Problem to work on: Collect every line that includes the string "letters".

Input rows:
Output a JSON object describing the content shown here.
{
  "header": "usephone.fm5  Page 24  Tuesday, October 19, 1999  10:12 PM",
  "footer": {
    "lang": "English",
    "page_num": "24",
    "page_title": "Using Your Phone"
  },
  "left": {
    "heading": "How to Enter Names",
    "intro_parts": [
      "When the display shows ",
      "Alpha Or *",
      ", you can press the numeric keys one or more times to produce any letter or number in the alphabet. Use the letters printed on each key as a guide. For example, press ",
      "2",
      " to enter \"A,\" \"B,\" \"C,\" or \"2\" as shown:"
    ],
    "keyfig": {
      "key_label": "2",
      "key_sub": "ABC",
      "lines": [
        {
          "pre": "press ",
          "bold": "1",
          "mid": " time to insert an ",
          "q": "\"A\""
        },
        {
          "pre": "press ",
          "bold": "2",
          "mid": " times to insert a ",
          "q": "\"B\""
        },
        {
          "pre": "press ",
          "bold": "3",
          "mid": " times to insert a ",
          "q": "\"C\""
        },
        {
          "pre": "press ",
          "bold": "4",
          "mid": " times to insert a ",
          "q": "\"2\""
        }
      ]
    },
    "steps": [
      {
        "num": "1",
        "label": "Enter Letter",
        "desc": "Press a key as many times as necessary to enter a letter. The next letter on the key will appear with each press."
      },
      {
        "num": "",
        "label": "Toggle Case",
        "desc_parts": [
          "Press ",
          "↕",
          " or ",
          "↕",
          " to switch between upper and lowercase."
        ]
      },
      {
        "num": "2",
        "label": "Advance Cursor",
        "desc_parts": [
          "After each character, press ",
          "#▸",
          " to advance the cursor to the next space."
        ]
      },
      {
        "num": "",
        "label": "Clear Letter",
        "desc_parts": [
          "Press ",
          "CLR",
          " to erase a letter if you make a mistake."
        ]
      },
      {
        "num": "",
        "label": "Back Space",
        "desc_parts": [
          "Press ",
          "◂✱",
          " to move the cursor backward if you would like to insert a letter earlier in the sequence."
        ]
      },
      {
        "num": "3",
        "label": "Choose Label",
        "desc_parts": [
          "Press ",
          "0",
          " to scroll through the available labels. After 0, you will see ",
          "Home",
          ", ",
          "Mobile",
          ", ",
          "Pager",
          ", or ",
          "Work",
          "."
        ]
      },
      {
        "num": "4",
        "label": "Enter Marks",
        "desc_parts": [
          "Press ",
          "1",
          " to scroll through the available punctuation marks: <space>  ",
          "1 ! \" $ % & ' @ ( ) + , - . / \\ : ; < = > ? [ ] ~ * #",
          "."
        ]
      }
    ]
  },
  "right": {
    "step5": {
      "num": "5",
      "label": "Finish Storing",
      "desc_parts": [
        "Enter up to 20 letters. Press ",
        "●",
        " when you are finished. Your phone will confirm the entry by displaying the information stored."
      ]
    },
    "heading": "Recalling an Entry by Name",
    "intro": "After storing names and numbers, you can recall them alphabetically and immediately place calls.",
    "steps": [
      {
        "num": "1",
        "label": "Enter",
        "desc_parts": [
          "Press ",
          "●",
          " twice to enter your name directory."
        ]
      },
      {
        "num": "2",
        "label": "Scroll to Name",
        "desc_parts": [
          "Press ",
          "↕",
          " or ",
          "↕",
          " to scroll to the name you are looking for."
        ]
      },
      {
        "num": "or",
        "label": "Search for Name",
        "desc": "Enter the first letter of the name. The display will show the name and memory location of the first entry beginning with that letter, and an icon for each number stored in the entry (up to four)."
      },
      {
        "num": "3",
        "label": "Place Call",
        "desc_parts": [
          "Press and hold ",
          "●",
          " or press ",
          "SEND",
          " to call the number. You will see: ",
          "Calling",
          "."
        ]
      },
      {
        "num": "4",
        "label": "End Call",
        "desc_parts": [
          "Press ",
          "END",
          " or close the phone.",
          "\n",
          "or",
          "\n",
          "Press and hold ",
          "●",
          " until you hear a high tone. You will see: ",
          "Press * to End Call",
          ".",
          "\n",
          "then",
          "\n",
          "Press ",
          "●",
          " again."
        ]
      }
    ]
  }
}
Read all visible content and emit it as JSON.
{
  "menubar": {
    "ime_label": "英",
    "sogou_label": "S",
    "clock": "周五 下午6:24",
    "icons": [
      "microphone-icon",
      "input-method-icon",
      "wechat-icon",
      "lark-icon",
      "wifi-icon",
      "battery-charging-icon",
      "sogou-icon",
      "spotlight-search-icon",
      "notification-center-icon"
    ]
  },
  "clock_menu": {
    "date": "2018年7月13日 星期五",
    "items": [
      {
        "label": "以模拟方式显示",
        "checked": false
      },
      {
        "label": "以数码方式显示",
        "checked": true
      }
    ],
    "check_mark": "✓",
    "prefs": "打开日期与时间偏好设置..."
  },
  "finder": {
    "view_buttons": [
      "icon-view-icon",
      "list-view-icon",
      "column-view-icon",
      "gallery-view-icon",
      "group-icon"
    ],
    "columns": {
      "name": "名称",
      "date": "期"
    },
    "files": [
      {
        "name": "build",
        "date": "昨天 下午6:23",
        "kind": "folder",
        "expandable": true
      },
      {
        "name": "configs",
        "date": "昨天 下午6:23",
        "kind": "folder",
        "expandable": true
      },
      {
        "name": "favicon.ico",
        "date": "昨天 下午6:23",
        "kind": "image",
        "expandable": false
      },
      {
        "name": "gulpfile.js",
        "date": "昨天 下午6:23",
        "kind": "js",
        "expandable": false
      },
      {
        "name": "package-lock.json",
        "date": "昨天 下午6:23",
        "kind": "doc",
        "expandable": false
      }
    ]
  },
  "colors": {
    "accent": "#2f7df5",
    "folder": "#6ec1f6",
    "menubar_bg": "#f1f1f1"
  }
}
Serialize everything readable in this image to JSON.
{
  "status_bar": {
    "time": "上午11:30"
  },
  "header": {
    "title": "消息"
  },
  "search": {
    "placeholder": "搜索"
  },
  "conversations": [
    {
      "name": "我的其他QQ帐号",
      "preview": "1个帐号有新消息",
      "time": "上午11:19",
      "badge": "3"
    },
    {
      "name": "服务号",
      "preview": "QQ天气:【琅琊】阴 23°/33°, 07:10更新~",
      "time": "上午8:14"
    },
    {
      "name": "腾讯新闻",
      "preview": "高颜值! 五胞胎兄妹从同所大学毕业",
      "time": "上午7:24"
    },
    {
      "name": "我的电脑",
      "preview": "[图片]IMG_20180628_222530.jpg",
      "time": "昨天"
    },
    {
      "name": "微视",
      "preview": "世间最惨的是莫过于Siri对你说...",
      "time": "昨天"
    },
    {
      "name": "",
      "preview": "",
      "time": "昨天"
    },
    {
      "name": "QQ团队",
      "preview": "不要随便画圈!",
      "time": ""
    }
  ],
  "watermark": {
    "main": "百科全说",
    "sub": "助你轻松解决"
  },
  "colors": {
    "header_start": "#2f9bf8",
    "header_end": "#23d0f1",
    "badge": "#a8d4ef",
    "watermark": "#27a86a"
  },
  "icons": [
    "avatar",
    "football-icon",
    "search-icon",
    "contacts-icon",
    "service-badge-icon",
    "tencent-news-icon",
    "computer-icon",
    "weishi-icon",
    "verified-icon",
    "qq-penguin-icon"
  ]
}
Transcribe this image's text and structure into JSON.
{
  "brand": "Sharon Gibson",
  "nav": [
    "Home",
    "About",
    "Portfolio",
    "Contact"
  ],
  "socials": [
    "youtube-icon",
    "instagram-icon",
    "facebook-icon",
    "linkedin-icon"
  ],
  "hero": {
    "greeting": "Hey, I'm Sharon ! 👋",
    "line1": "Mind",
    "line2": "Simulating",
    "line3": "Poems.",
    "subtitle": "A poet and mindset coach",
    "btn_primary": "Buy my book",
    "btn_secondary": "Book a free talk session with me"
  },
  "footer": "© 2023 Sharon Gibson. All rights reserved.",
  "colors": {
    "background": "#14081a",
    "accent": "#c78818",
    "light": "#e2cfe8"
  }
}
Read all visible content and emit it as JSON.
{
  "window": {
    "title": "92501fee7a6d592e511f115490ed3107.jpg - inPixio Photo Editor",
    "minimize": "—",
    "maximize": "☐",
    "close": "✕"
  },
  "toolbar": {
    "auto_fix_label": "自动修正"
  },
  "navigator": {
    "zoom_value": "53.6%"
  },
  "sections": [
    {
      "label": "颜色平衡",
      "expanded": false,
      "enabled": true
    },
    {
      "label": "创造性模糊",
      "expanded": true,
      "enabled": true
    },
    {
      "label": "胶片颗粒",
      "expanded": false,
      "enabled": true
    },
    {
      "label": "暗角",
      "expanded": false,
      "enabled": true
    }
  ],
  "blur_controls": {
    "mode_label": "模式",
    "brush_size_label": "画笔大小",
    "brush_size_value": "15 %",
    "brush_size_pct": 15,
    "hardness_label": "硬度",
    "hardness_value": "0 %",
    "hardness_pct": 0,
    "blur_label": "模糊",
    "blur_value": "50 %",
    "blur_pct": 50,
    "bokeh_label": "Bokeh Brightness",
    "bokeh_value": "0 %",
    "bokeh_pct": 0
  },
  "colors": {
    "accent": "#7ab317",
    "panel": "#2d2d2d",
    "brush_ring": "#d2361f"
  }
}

Result of this task:
      ", you can press the numeric keys one or more times to produce any letter or number in the alphabet. Use the letters printed on each key as a guide. For example, press ",
        "Enter up to 20 letters. Press ",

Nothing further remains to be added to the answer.